The exercise:
Using the entries that follow, collect the lines where the word "главный" appears.

** start **

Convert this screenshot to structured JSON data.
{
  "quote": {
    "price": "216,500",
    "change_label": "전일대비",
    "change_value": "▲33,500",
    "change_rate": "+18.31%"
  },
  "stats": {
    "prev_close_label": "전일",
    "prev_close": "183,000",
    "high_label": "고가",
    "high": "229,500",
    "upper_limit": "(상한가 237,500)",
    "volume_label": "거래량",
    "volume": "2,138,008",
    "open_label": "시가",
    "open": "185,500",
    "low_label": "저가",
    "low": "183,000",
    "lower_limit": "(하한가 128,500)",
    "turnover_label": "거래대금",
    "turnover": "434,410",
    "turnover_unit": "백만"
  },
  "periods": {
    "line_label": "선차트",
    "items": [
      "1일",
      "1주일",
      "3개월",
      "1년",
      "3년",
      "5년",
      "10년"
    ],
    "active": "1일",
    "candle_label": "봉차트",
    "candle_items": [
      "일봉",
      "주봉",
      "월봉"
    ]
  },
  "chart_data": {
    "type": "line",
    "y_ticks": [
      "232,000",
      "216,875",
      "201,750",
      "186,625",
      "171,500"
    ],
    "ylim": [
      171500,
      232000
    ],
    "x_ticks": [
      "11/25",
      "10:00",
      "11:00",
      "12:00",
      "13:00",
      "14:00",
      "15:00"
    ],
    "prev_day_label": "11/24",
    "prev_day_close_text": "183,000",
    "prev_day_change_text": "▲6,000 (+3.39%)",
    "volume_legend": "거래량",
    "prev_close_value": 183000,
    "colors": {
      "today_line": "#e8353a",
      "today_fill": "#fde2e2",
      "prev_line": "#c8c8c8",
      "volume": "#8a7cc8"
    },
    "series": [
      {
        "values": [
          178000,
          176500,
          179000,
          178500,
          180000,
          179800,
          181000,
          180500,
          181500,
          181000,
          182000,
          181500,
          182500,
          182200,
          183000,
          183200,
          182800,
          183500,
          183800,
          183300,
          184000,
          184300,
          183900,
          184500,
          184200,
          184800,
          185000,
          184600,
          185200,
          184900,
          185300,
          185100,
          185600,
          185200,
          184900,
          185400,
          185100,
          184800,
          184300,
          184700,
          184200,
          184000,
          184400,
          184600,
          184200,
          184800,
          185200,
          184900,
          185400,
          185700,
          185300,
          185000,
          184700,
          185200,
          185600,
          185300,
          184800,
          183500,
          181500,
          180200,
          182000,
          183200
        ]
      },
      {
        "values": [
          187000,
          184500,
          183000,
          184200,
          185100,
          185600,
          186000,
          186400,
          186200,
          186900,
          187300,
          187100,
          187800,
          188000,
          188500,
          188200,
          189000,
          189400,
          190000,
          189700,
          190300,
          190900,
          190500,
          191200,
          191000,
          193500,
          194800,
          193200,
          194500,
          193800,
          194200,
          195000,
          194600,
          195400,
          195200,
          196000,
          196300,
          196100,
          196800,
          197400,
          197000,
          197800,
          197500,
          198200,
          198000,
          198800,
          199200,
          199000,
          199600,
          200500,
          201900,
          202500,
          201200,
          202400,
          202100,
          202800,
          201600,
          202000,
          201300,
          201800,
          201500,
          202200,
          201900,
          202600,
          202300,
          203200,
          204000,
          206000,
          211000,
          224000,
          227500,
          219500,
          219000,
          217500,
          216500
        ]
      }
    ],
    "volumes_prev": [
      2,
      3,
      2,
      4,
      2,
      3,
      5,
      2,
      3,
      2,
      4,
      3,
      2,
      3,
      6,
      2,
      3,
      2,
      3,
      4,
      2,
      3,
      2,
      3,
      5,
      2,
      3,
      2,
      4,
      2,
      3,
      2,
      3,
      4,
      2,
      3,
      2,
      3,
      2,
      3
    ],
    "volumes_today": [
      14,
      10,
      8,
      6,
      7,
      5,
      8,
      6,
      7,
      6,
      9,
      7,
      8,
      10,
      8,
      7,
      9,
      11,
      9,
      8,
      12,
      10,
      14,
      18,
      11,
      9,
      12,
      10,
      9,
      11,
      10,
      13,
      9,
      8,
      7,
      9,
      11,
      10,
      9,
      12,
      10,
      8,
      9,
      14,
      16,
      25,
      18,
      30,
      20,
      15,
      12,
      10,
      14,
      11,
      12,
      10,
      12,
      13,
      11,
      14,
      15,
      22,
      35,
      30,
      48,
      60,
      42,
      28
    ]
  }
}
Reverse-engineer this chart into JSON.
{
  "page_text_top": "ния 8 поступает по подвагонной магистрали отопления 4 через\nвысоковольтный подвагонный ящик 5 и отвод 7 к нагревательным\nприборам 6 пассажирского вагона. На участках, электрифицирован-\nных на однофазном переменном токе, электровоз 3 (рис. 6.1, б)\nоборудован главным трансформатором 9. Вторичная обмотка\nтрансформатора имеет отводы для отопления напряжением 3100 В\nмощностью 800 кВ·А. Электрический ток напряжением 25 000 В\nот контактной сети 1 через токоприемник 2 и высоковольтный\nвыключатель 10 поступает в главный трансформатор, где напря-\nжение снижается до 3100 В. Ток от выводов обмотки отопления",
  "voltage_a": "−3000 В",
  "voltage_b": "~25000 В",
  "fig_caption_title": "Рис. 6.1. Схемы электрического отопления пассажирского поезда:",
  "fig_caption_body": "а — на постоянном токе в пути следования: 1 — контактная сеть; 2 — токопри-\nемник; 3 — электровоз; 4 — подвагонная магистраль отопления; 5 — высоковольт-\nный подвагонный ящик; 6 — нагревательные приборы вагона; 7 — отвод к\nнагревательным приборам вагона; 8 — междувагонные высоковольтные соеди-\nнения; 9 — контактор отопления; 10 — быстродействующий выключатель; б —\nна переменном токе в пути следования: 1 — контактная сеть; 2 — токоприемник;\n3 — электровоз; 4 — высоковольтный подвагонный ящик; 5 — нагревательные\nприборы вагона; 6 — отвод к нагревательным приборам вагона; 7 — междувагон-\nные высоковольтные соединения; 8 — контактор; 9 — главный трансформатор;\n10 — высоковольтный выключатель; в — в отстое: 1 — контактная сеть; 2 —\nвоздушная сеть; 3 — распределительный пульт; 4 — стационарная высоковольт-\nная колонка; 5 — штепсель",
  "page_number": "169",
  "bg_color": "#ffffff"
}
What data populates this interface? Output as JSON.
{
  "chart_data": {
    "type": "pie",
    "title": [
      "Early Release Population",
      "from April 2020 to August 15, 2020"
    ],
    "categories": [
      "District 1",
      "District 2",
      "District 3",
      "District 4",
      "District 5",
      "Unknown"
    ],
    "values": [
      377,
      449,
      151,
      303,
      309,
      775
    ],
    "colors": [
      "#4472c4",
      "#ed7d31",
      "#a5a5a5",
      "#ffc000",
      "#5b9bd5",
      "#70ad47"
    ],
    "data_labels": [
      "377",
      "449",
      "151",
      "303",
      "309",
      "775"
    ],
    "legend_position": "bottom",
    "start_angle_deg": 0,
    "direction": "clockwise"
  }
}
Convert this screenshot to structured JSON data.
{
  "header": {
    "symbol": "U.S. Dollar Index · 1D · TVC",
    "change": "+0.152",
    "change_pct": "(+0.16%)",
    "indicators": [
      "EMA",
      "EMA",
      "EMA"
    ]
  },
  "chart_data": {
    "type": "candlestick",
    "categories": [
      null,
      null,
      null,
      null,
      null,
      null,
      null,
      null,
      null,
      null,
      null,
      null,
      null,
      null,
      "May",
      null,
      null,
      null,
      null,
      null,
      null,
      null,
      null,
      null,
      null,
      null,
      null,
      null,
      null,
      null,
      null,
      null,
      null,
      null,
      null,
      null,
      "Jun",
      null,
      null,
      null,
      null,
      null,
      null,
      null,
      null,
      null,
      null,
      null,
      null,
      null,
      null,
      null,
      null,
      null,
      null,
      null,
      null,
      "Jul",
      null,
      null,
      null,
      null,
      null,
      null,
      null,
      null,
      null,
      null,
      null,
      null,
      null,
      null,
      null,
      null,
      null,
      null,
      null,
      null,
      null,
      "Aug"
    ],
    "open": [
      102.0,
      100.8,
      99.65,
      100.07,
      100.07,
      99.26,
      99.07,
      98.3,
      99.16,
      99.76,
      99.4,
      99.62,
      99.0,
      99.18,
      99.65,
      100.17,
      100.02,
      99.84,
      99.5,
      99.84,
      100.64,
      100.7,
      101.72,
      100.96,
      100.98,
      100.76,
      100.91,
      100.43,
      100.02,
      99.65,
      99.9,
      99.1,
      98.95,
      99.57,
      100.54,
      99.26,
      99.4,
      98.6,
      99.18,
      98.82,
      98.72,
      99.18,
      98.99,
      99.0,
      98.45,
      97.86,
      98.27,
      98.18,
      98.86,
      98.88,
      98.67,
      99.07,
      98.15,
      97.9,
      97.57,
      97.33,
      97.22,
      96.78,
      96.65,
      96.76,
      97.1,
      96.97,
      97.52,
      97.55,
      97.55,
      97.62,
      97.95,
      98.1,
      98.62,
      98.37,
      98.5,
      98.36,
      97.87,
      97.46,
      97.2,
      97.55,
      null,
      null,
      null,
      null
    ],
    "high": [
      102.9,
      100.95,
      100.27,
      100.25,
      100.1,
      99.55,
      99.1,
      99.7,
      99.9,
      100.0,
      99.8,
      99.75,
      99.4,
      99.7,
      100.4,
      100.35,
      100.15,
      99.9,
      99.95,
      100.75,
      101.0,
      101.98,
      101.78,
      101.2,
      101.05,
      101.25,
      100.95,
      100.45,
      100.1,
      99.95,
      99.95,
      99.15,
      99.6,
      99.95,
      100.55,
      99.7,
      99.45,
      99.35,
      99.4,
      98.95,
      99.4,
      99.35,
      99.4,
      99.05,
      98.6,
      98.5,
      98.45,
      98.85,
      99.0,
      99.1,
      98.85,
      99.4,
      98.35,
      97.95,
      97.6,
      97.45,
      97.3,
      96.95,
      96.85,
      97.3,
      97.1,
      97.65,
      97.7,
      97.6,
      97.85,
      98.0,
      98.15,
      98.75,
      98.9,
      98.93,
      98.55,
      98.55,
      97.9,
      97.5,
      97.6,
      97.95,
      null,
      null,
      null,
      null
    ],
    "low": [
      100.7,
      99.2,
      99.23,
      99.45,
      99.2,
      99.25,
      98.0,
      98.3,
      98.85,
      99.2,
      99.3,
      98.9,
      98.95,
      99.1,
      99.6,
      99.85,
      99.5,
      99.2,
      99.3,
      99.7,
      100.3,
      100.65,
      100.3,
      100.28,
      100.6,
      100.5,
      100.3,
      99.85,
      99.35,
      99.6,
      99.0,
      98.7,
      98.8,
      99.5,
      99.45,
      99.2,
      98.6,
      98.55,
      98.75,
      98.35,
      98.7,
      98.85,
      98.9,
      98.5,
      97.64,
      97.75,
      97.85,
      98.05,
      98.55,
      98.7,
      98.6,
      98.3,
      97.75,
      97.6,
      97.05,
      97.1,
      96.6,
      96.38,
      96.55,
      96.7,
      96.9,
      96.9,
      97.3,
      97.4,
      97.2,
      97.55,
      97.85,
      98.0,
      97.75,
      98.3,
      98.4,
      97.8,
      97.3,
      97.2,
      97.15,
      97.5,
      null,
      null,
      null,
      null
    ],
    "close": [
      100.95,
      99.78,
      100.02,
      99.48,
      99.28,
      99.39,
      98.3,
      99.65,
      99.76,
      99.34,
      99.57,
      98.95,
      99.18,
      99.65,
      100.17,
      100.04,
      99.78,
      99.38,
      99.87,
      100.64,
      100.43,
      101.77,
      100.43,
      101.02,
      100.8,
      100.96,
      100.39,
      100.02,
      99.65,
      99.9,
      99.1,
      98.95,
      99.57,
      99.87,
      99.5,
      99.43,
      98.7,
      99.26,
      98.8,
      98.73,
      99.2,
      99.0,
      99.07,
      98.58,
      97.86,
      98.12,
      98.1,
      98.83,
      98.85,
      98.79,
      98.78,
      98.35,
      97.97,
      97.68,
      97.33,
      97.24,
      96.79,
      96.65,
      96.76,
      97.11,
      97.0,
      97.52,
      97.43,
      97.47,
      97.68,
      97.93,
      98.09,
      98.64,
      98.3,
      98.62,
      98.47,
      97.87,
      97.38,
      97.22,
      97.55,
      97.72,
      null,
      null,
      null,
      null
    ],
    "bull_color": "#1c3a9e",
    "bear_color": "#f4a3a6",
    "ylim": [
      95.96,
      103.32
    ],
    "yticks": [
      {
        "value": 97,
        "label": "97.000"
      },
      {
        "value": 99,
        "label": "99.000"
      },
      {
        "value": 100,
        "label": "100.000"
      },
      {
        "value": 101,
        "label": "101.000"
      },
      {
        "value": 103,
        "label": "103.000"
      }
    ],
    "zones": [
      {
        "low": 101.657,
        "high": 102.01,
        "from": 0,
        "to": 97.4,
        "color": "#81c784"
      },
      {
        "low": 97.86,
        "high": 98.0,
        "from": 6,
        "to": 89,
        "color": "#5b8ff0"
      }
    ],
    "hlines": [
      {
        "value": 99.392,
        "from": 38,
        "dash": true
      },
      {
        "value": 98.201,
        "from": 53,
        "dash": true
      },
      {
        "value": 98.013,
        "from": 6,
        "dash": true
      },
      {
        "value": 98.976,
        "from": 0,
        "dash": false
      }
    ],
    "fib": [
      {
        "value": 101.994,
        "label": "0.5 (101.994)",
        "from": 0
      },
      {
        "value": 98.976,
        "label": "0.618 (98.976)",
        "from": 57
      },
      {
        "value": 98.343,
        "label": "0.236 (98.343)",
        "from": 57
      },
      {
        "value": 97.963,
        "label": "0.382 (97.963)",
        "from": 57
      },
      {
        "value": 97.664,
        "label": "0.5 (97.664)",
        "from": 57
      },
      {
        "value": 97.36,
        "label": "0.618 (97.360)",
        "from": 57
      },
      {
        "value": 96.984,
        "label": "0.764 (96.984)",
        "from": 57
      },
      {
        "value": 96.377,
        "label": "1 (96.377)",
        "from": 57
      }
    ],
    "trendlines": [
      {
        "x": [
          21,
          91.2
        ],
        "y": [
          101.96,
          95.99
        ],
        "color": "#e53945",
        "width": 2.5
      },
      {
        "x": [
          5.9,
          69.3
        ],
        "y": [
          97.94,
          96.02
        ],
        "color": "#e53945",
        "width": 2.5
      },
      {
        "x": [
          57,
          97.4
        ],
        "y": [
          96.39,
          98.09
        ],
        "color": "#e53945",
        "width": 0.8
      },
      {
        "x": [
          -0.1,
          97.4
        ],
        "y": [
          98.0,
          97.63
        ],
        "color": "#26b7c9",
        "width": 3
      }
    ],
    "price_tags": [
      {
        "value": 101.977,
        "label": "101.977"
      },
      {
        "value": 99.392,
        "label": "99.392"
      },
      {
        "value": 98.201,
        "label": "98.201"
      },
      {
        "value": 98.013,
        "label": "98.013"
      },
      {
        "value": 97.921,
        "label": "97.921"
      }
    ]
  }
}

** end **

Answer to the task:
  "page_text_top": "ния 8 поступает по подвагонной магистрали отопления 4 через\nвысоковольтный подвагонный ящик 5 и отвод 7 к нагревательным\nприборам 6 пассажирского вагона. На участках, электрифицирован-\nных на однофазном переменном токе, электровоз 3 (рис. 6.1, б)\nоборудован главным трансформатором 9. Вторичная обмотка\nтрансформатора имеет отводы для отопления напряжением 3100 В\nмощностью 800 кВ·А. Электрический ток напряжением 25 000 В\nот контактной сети 1 через токоприемник 2 и высоковольтный\nвыключатель 10 поступает в главный трансформатор, где напря-\nжение снижается до 3100 В. Ток от выводов обмотки отопления",
  "fig_caption_body": "а — на постоянном токе в пути следования: 1 — контактная сеть; 2 — токопри-\nемник; 3 — электровоз; 4 — подвагонная магистраль отопления; 5 — высоковольт-\nный подвагонный ящик; 6 — нагревательные приборы вагона; 7 — отвод к\nнагревательным приборам вагона; 8 — междувагонные высоковольтные соеди-\nнения; 9 — контактор отопления; 10 — быстродействующий выключатель; б —\nна переменном токе в пути следования: 1 — контактная сеть; 2 — токоприемник;\n3 — электровоз; 4 — высоковольтный подвагонный ящик; 5 — нагревательные\nприборы вагона; 6 — отвод к нагревательным приборам вагона; 7 — междувагон-\nные высоковольтные соединения; 8 — контактор; 9 — главный трансформатор;\n10 — высоковольтный выключатель; в — в отстое: 1 — контактная сеть; 2 —\nвоздушная сеть; 3 — распределительный пульт; 4 — стационарная высоковольт-\nная колонка; 5 — штепсель",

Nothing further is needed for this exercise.